• **Text block**
*****

Current research suggests that personification theory and reputation reciprocity can jointly explain the different sharing behaviors of individuals toward human and robot partners in team sharing (Shi et al., 2010). Even if robots are anthropomorphized, it is difficult for humans to naturally expect to establish long-term reciprocal relationships with robots when confronted with both humans and robots. Therefore, they will not gain recognition from robots for their sharing behaviors and have a strong expectation of obtaining more cooperation and sharing from robots in the future, that is, humans will show different sharing behaviors when confronted with human and robot partners.

1.4 The present study

When robots have the autonomous ability to integrate into human society, they can form teams with humans and become partners to complete tasks together (De Cremer and Mulder, 2007). In human-robot teams, robots exhibit anthropomorphic behaviors such as understanding tasks, sharing resources, and providing assistance. These anthropomorphic behaviors enable humans to naturally interact with robot partners and make humans willing to share with robot partners. Even though humans and robots can interact more like human teams, in human-robot teams, it is still difficult for humans to place their human and robot partners in the same position, and there is no instinctive response to robots like there is to humans (Rosenthal-von der Pütten et al., 2013), which means that there may be differences in sharing behaviors when confronted with robot and human partners, and there are differences in the constraints of morality and reputation on sharing behaviors between human-robot teams and human teams. To deeply and systematically explore this question, this study adopts the dictator game experimental paradigm to conduct three experiments in sequence. The first experiment aims to explore whether there are differences in sharing behaviors between human-robot teams and human teams. The second experiment further explores whether sharing behaviors in human-robot teams are influenced by moral constraints and reputation constraints. Finally, the third experiment aims to reveal the mechanisms by which the sharing behaviors of human-robot teams are influenced by morality and reputation.

*****

• **Source material**

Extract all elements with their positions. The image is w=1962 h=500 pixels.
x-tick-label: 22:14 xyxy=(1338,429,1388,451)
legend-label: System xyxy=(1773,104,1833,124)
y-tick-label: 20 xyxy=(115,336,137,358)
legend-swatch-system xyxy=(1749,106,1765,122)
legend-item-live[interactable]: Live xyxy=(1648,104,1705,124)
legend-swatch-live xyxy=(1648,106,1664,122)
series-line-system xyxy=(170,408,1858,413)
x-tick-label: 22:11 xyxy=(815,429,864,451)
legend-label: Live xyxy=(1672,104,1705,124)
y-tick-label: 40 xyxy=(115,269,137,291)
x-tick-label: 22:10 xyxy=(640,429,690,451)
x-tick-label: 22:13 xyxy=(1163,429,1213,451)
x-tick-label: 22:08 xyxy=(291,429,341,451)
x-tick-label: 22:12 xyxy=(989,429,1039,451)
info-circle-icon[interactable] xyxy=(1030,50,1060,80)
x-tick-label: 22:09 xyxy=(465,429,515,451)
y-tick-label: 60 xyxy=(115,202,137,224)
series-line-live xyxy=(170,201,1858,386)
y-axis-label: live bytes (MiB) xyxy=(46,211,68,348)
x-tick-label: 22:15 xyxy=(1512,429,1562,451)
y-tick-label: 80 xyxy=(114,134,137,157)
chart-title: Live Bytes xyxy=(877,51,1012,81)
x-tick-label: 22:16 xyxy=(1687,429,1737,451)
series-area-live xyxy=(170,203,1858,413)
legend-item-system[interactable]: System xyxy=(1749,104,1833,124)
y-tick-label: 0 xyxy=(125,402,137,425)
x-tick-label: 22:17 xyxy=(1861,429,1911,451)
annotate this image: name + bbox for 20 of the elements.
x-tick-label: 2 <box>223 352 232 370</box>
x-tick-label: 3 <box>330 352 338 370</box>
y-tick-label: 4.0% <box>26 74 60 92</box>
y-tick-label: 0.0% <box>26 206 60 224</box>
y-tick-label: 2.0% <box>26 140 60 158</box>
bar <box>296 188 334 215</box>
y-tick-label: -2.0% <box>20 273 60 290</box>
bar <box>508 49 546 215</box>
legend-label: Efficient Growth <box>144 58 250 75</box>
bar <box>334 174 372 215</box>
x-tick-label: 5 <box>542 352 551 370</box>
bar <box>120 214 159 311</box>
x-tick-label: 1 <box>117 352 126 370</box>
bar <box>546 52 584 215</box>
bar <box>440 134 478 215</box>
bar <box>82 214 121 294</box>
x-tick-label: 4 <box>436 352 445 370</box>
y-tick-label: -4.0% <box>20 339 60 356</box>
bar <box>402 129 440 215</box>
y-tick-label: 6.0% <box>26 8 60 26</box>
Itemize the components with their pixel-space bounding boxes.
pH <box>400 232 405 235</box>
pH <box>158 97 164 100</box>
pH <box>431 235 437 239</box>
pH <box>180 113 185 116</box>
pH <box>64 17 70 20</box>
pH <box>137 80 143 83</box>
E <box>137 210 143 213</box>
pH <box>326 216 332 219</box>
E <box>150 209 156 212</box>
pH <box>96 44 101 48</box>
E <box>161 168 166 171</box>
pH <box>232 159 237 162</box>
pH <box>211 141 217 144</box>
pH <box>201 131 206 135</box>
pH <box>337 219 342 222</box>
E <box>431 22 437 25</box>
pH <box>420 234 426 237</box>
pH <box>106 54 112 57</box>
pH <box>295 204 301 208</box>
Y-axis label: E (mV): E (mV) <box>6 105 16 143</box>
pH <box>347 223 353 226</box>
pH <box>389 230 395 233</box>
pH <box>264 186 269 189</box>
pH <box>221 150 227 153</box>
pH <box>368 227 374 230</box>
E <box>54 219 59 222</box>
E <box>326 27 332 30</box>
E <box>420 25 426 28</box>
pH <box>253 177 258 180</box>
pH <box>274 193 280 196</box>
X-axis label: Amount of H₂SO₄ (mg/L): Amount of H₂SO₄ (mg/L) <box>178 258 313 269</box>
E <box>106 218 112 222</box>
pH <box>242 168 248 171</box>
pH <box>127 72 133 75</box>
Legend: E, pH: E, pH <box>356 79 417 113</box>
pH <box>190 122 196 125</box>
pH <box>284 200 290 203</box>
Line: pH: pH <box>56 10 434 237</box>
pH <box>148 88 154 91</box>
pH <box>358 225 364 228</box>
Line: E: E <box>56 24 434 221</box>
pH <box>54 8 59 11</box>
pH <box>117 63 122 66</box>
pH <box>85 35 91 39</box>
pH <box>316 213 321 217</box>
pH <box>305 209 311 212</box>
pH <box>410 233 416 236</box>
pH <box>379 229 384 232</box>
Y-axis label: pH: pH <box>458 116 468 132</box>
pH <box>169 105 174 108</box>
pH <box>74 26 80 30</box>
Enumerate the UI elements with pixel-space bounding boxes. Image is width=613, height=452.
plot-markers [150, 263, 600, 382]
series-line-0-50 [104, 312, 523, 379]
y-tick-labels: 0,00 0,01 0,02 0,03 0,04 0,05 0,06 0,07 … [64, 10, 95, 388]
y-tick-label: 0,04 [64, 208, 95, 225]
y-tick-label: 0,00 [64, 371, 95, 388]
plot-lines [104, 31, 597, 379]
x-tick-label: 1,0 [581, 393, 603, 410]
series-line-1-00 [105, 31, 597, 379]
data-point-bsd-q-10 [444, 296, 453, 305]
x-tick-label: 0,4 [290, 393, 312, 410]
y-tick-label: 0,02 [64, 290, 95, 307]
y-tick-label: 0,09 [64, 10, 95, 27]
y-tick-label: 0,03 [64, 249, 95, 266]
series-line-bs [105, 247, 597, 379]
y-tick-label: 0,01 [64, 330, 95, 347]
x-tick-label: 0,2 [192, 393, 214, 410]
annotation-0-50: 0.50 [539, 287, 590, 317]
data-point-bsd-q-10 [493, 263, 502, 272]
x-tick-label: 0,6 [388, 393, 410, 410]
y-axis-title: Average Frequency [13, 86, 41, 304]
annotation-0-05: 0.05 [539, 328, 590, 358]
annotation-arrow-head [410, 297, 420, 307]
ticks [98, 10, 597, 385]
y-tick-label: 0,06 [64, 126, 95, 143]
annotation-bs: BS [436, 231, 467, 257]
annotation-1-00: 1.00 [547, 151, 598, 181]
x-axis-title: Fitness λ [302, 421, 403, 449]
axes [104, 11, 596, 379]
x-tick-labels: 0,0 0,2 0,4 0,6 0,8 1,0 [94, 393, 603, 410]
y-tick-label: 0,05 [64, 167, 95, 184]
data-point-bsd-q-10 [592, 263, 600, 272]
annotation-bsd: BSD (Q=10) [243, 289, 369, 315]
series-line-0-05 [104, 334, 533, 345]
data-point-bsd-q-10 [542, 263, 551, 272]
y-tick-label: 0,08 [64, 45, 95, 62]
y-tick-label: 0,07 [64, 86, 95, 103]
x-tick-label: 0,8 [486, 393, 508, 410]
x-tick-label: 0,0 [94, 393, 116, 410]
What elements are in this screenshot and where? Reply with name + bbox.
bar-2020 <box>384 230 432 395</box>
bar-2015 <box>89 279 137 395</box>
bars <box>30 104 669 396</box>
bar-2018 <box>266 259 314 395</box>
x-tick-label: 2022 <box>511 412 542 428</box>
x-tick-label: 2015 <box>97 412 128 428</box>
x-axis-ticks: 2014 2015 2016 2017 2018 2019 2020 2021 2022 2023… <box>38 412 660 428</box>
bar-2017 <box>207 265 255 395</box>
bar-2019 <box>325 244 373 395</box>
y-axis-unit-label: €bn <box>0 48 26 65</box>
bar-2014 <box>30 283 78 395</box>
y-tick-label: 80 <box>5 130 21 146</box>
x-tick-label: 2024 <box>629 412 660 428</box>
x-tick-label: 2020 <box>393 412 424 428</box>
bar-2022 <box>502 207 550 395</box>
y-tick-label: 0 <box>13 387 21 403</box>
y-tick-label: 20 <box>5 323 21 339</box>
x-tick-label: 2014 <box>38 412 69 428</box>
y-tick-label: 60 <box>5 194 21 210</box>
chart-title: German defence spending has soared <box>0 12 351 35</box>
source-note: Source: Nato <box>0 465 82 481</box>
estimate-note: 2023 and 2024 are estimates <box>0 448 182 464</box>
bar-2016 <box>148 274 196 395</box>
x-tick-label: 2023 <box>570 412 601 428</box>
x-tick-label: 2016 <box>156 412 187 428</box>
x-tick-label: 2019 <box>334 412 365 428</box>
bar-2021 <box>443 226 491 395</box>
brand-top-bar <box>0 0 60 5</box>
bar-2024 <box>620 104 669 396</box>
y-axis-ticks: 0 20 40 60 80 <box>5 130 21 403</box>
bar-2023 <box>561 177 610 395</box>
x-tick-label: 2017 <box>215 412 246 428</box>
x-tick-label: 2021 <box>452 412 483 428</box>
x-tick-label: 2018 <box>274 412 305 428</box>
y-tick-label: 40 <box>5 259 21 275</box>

*****

• **Your tasks**
A. In the passage on sharing in human-robot teams, which experimental paradigm does the study use for its three experiments?
B. Write the next part of the passage on sharing in human-robot teams, starting right after its final sentence.

• **Results of the tasks**
A. The dictator game experimental paradigm.

B.
1.5 Purpose and hypotheses

Robots and humans have inevitably come together as teams to complete tasks and share resources (Correia et al., 2019). The appearance and behavior of robots can be very similar to humans, and we treat robots as if they possess human attributes, including morality (Coeckelbergh, 2014). The process of human-robot interaction is partially dominated by interpersonal norms and expectations (Banks, 2021). Humans attribute emotions and intentions to robots (Coeckelbergh, 2014), but the social norms imposed on robots and humans may be different; that is, humans may not be able to treat robot partners and human partners equally. It is currently unclear whether human sharing behaviors toward robot partners differs from those toward human partners. Therefore, Experiment 1 will explore this question, Hypothesis 1 is proposed:

H1: There is a difference in human sharing behaviors when the agents are robots and humans.

In human teams, social norms influence sharing behaviors, and morality and reputation are two important foundations. Morality influences team behavior, and any sharing behaviors are considered to follow moral rules. Compared to machine decision-making, people often make economically more unfavorable decisions because they are influenced by morality when making decisions. Individuals consider ethical norms when sharing resources with human partners, exhibit more sharing behaviors, and reduce selfish behavior, even if it contradicts their personal desires (Gummerum et al., 2010). However, it is not yet certain whether moral constraints equally affect the behavior of sharing with robot partners.

In addition, reputation plays an important role in interpersonal cooperation (Malle et al., 2015). For the sake of a good reputation, people act in a more altruistic way (Piazza and Bering, 2008) or learn to behave more selflessly when their reputation is threatened (Benenson et al., 2007). The focus on reputation in human teams promotes sharing behaviors. However, it is not yet certain whether reputation constraints equally affect the behavior of sharing with robot partners.

The experiment 2 further explores the impact of moral constraints and reputation constraints on sharing behaviors in human-robot teams. Therefore, Hypothesis 2 is proposed:

H2: When the agents are robots and humans, moral constraints and reputation constraints have different impacts on sharing behaviors.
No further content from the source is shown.